>> BEGIN Excerpted data

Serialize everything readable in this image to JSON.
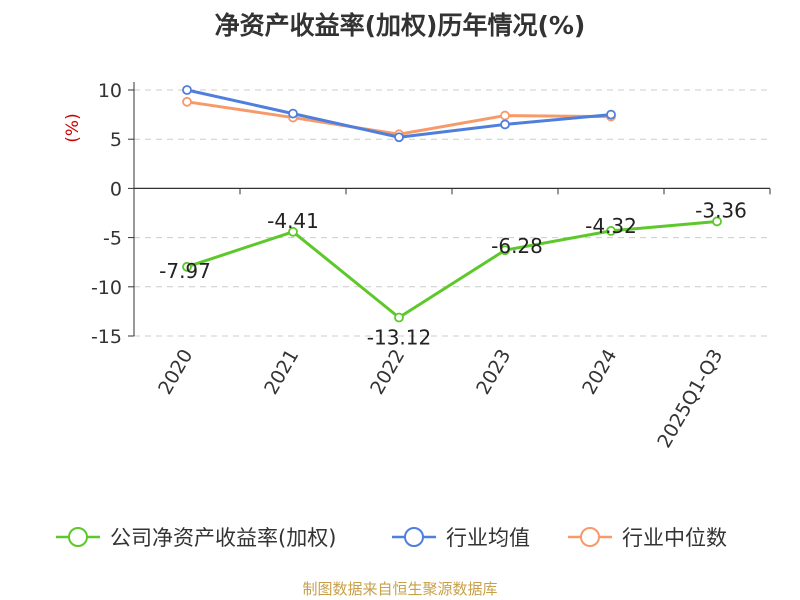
{
  "chart_data": {
    "type": "line",
    "title": "净资产收益率(加权)历年情况(%)",
    "ylabel": "(%)",
    "xlabel": "",
    "categories": [
      "2020",
      "2021",
      "2022",
      "2023",
      "2024",
      "2025Q1-Q3"
    ],
    "ylim": [
      -15,
      10
    ],
    "yticks": [
      10,
      5,
      0,
      -5,
      -10,
      -15
    ],
    "grid": true,
    "legend_position": "bottom",
    "series": [
      {
        "name": "公司净资产收益率(加权)",
        "color": "#5cc82a",
        "values": [
          -7.97,
          -4.41,
          -13.12,
          -6.28,
          -4.32,
          -3.36
        ],
        "labels": [
          "-7.97",
          "-4.41",
          "-13.12",
          "-6.28",
          "-4.32",
          "-3.36"
        ]
      },
      {
        "name": "行业均值",
        "color": "#4f7fdc",
        "values": [
          10.0,
          7.6,
          5.2,
          6.5,
          7.5,
          null
        ]
      },
      {
        "name": "行业中位数",
        "color": "#f79a6a",
        "values": [
          8.8,
          7.2,
          5.5,
          7.4,
          7.3,
          null
        ]
      }
    ],
    "source": "制图数据来自恒生聚源数据库"
  }
}
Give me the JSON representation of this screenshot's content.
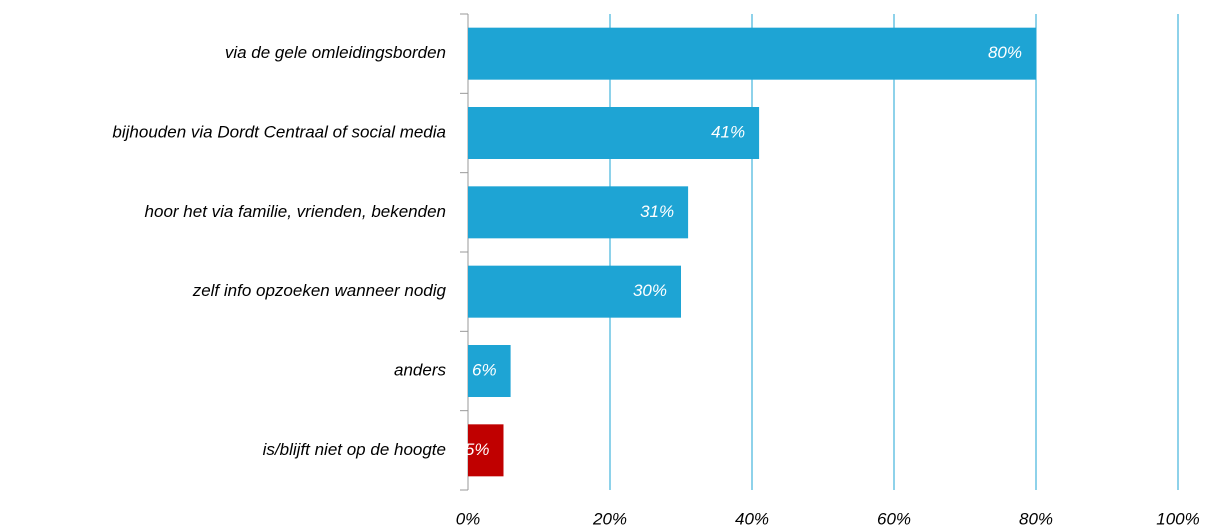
{
  "chart_data": {
    "type": "bar",
    "orientation": "horizontal",
    "categories": [
      "via de gele omleidingsborden",
      "bijhouden via Dordt Centraal of social media",
      "hoor het via familie, vrienden, bekenden",
      "zelf info opzoeken wanneer nodig",
      "anders",
      "is/blijft niet op de hoogte"
    ],
    "values": [
      80,
      41,
      31,
      30,
      6,
      5
    ],
    "value_labels": [
      "80%",
      "41%",
      "31%",
      "30%",
      "6%",
      "5%"
    ],
    "colors": [
      "#1ea4d4",
      "#1ea4d4",
      "#1ea4d4",
      "#1ea4d4",
      "#1ea4d4",
      "#c00000"
    ],
    "xlim": [
      0,
      100
    ],
    "xticks": [
      {
        "value": 0,
        "label": "0%"
      },
      {
        "value": 20,
        "label": "20%"
      },
      {
        "value": 40,
        "label": "40%"
      },
      {
        "value": 60,
        "label": "60%"
      },
      {
        "value": 80,
        "label": "80%"
      },
      {
        "value": 100,
        "label": "100%"
      }
    ],
    "grid": true
  }
}
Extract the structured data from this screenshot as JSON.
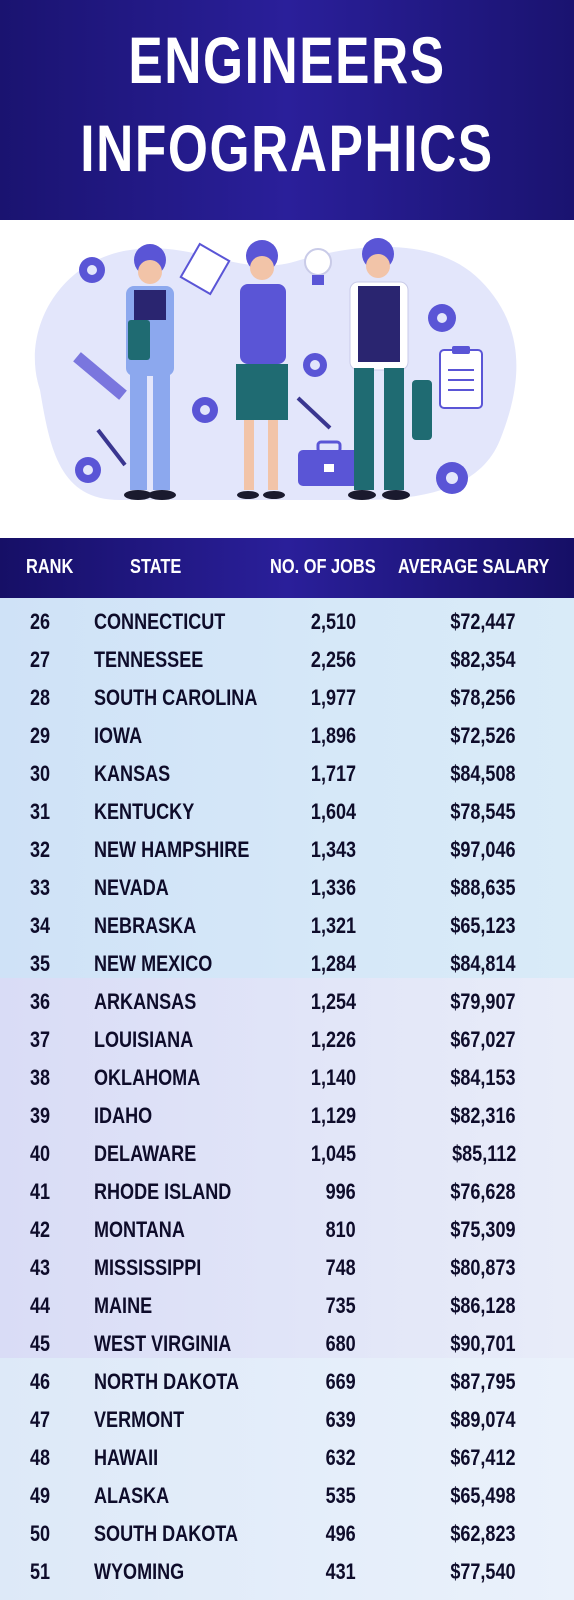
{
  "header": {
    "title_line1": "ENGINEERS",
    "title_line2": "INFOGRAPHICS"
  },
  "colors": {
    "header_bg": "#1a1370",
    "band1": "#d3e6f8",
    "band2": "#e0e4f8",
    "band3": "#e4eefa",
    "accent": "#5a55d6"
  },
  "chart_data": {
    "type": "table",
    "columns": [
      "RANK",
      "STATE",
      "NO. OF JOBS",
      "AVERAGE SALARY"
    ],
    "rows": [
      [
        "26",
        "CONNECTICUT",
        "2,510",
        "$72,447"
      ],
      [
        "27",
        "TENNESSEE",
        "2,256",
        "$82,354"
      ],
      [
        "28",
        "SOUTH CAROLINA",
        "1,977",
        "$78,256"
      ],
      [
        "29",
        "IOWA",
        "1,896",
        "$72,526"
      ],
      [
        "30",
        "KANSAS",
        "1,717",
        "$84,508"
      ],
      [
        "31",
        "KENTUCKY",
        "1,604",
        "$78,545"
      ],
      [
        "32",
        "NEW HAMPSHIRE",
        "1,343",
        "$97,046"
      ],
      [
        "33",
        "NEVADA",
        "1,336",
        "$88,635"
      ],
      [
        "34",
        "NEBRASKA",
        "1,321",
        "$65,123"
      ],
      [
        "35",
        "NEW MEXICO",
        "1,284",
        "$84,814"
      ],
      [
        "36",
        "ARKANSAS",
        "1,254",
        "$79,907"
      ],
      [
        "37",
        "LOUISIANA",
        "1,226",
        "$67,027"
      ],
      [
        "38",
        "OKLAHOMA",
        "1,140",
        "$84,153"
      ],
      [
        "39",
        "IDAHO",
        "1,129",
        "$82,316"
      ],
      [
        "40",
        "DELAWARE",
        "1,045",
        "$85,112"
      ],
      [
        "41",
        "RHODE ISLAND",
        "996",
        "$76,628"
      ],
      [
        "42",
        "MONTANA",
        "810",
        "$75,309"
      ],
      [
        "43",
        "MISSISSIPPI",
        "748",
        "$80,873"
      ],
      [
        "44",
        "MAINE",
        "735",
        "$86,128"
      ],
      [
        "45",
        "WEST VIRGINIA",
        "680",
        "$90,701"
      ],
      [
        "46",
        "NORTH DAKOTA",
        "669",
        "$87,795"
      ],
      [
        "47",
        "VERMONT",
        "639",
        "$89,074"
      ],
      [
        "48",
        "HAWAII",
        "632",
        "$67,412"
      ],
      [
        "49",
        "ALASKA",
        "535",
        "$65,498"
      ],
      [
        "50",
        "SOUTH DAKOTA",
        "496",
        "$62,823"
      ],
      [
        "51",
        "WYOMING",
        "431",
        "$77,540"
      ]
    ]
  }
}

>> END Excerpted data

Given request —
Only the number is wanted: how many lines in the preceding entries hold the string "name"?

Exercise output —
3